### Set task
Your task is to copy every line of this material exactly.

################

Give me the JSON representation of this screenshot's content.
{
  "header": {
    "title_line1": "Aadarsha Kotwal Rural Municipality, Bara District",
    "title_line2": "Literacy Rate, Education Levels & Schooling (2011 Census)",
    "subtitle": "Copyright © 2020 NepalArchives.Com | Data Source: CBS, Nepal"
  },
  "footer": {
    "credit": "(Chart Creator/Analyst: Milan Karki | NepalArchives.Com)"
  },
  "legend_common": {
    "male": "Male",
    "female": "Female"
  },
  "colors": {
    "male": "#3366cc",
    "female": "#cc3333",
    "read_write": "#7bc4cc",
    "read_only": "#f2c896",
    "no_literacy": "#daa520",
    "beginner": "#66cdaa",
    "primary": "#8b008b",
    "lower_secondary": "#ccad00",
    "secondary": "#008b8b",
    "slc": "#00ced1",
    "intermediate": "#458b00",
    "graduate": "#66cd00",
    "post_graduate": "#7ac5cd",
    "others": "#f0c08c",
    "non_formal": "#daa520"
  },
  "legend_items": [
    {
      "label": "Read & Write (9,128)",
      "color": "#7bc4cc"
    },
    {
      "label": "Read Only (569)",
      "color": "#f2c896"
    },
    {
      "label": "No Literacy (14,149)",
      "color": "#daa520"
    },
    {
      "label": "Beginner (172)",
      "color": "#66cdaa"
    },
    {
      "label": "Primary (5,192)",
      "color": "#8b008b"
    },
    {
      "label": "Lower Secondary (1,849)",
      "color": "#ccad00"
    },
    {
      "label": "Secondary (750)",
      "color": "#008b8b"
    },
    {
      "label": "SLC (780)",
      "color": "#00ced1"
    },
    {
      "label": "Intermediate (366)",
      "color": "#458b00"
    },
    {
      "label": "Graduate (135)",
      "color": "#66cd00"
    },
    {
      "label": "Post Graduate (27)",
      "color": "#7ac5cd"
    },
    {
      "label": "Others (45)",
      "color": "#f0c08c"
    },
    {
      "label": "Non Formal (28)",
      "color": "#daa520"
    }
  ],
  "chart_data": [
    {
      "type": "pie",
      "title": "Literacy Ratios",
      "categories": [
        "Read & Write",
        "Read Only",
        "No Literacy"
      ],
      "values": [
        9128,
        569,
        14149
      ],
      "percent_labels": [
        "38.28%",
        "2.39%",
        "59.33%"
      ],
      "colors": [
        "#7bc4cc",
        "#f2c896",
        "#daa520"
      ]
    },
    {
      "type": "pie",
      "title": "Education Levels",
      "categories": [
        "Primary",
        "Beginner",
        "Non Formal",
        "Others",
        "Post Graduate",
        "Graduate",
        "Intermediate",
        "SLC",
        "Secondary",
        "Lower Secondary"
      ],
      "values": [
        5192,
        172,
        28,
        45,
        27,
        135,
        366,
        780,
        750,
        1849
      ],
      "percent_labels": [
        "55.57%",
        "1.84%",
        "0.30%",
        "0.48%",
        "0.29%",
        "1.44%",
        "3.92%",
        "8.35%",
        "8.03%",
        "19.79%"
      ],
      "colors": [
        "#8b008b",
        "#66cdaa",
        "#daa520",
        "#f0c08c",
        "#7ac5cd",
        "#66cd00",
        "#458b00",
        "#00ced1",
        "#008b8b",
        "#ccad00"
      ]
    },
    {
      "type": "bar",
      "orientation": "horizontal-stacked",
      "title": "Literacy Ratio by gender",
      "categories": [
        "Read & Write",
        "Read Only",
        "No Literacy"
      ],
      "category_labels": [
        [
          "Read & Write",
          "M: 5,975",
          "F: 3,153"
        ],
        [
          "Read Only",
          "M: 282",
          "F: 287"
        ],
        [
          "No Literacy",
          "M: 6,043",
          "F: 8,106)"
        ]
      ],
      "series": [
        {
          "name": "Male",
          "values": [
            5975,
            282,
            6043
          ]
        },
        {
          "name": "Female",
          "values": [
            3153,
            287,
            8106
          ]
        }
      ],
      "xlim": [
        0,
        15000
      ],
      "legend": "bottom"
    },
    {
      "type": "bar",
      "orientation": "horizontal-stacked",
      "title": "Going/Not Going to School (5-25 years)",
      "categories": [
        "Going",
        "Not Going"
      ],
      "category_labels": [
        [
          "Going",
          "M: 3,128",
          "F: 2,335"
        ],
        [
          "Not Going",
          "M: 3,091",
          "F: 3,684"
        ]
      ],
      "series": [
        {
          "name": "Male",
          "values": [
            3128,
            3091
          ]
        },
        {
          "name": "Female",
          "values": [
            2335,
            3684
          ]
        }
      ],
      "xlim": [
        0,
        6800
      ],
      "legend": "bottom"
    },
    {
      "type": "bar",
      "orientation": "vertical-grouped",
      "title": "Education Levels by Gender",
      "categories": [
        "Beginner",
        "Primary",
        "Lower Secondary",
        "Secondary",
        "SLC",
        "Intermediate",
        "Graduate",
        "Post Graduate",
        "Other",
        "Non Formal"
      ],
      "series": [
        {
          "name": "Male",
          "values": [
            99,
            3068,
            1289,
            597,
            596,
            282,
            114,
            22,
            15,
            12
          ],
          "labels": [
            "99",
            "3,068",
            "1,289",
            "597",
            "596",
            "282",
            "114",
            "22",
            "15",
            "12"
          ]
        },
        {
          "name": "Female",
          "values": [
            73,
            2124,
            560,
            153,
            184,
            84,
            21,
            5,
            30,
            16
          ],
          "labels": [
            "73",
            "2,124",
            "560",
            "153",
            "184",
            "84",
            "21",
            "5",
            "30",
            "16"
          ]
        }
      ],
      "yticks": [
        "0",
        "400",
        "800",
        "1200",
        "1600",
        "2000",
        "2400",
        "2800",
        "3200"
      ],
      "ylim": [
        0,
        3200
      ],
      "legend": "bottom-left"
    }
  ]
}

################

### Full output
Give me the JSON representation of this screenshot's content.
{
  "header": {
    "title_line1": "Aadarsha Kotwal Rural Municipality, Bara District",
    "title_line2": "Literacy Rate, Education Levels & Schooling (2011 Census)",
    "subtitle": "Copyright © 2020 NepalArchives.Com | Data Source: CBS, Nepal"
  },
  "footer": {
    "credit": "(Chart Creator/Analyst: Milan Karki | NepalArchives.Com)"
  },
  "legend_common": {
    "male": "Male",
    "female": "Female"
  },
  "colors": {
    "male": "#3366cc",
    "female": "#cc3333",
    "read_write": "#7bc4cc",
    "read_only": "#f2c896",
    "no_literacy": "#daa520",
    "beginner": "#66cdaa",
    "primary": "#8b008b",
    "lower_secondary": "#ccad00",
    "secondary": "#008b8b",
    "slc": "#00ced1",
    "intermediate": "#458b00",
    "graduate": "#66cd00",
    "post_graduate": "#7ac5cd",
    "others": "#f0c08c",
    "non_formal": "#daa520"
  },
  "legend_items": [
    {
      "label": "Read & Write (9,128)",
      "color": "#7bc4cc"
    },
    {
      "label": "Read Only (569)",
      "color": "#f2c896"
    },
    {
      "label": "No Literacy (14,149)",
      "color": "#daa520"
    },
    {
      "label": "Beginner (172)",
      "color": "#66cdaa"
    },
    {
      "label": "Primary (5,192)",
      "color": "#8b008b"
    },
    {
      "label": "Lower Secondary (1,849)",
      "color": "#ccad00"
    },
    {
      "label": "Secondary (750)",
      "color": "#008b8b"
    },
    {
      "label": "SLC (780)",
      "color": "#00ced1"
    },
    {
      "label": "Intermediate (366)",
      "color": "#458b00"
    },
    {
      "label": "Graduate (135)",
      "color": "#66cd00"
    },
    {
      "label": "Post Graduate (27)",
      "color": "#7ac5cd"
    },
    {
      "label": "Others (45)",
      "color": "#f0c08c"
    },
    {
      "label": "Non Formal (28)",
      "color": "#daa520"
    }
  ],
  "chart_data": [
    {
      "type": "pie",
      "title": "Literacy Ratios",
      "categories": [
        "Read & Write",
        "Read Only",
        "No Literacy"
      ],
      "values": [
        9128,
        569,
        14149
      ],
      "percent_labels": [
        "38.28%",
        "2.39%",
        "59.33%"
      ],
      "colors": [
        "#7bc4cc",
        "#f2c896",
        "#daa520"
      ]
    },
    {
      "type": "pie",
      "title": "Education Levels",
      "categories": [
        "Primary",
        "Beginner",
        "Non Formal",
        "Others",
        "Post Graduate",
        "Graduate",
        "Intermediate",
        "SLC",
        "Secondary",
        "Lower Secondary"
      ],
      "values": [
        5192,
        172,
        28,
        45,
        27,
        135,
        366,
        780,
        750,
        1849
      ],
      "percent_labels": [
        "55.57%",
        "1.84%",
        "0.30%",
        "0.48%",
        "0.29%",
        "1.44%",
        "3.92%",
        "8.35%",
        "8.03%",
        "19.79%"
      ],
      "colors": [
        "#8b008b",
        "#66cdaa",
        "#daa520",
        "#f0c08c",
        "#7ac5cd",
        "#66cd00",
        "#458b00",
        "#00ced1",
        "#008b8b",
        "#ccad00"
      ]
    },
    {
      "type": "bar",
      "orientation": "horizontal-stacked",
      "title": "Literacy Ratio by gender",
      "categories": [
        "Read & Write",
        "Read Only",
        "No Literacy"
      ],
      "category_labels": [
        [
          "Read & Write",
          "M: 5,975",
          "F: 3,153"
        ],
        [
          "Read Only",
          "M: 282",
          "F: 287"
        ],
        [
          "No Literacy",
          "M: 6,043",
          "F: 8,106)"
        ]
      ],
      "series": [
        {
          "name": "Male",
          "values": [
            5975,
            282,
            6043
          ]
        },
        {
          "name": "Female",
          "values": [
            3153,
            287,
            8106
          ]
        }
      ],
      "xlim": [
        0,
        15000
      ],
      "legend": "bottom"
    },
    {
      "type": "bar",
      "orientation": "horizontal-stacked",
      "title": "Going/Not Going to School (5-25 years)",
      "categories": [
        "Going",
        "Not Going"
      ],
      "category_labels": [
        [
          "Going",
          "M: 3,128",
          "F: 2,335"
        ],
        [
          "Not Going",
          "M: 3,091",
          "F: 3,684"
        ]
      ],
      "series": [
        {
          "name": "Male",
          "values": [
            3128,
            3091
          ]
        },
        {
          "name": "Female",
          "values": [
            2335,
            3684
          ]
        }
      ],
      "xlim": [
        0,
        6800
      ],
      "legend": "bottom"
    },
    {
      "type": "bar",
      "orientation": "vertical-grouped",
      "title": "Education Levels by Gender",
      "categories": [
        "Beginner",
        "Primary",
        "Lower Secondary",
        "Secondary",
        "SLC",
        "Intermediate",
        "Graduate",
        "Post Graduate",
        "Other",
        "Non Formal"
      ],
      "series": [
        {
          "name": "Male",
          "values": [
            99,
            3068,
            1289,
            597,
            596,
            282,
            114,
            22,
            15,
            12
          ],
          "labels": [
            "99",
            "3,068",
            "1,289",
            "597",
            "596",
            "282",
            "114",
            "22",
            "15",
            "12"
          ]
        },
        {
          "name": "Female",
          "values": [
            73,
            2124,
            560,
            153,
            184,
            84,
            21,
            5,
            30,
            16
          ],
          "labels": [
            "73",
            "2,124",
            "560",
            "153",
            "184",
            "84",
            "21",
            "5",
            "30",
            "16"
          ]
        }
      ],
      "yticks": [
        "0",
        "400",
        "800",
        "1200",
        "1600",
        "2000",
        "2400",
        "2800",
        "3200"
      ],
      "ylim": [
        0,
        3200
      ],
      "legend": "bottom-left"
    }
  ]
}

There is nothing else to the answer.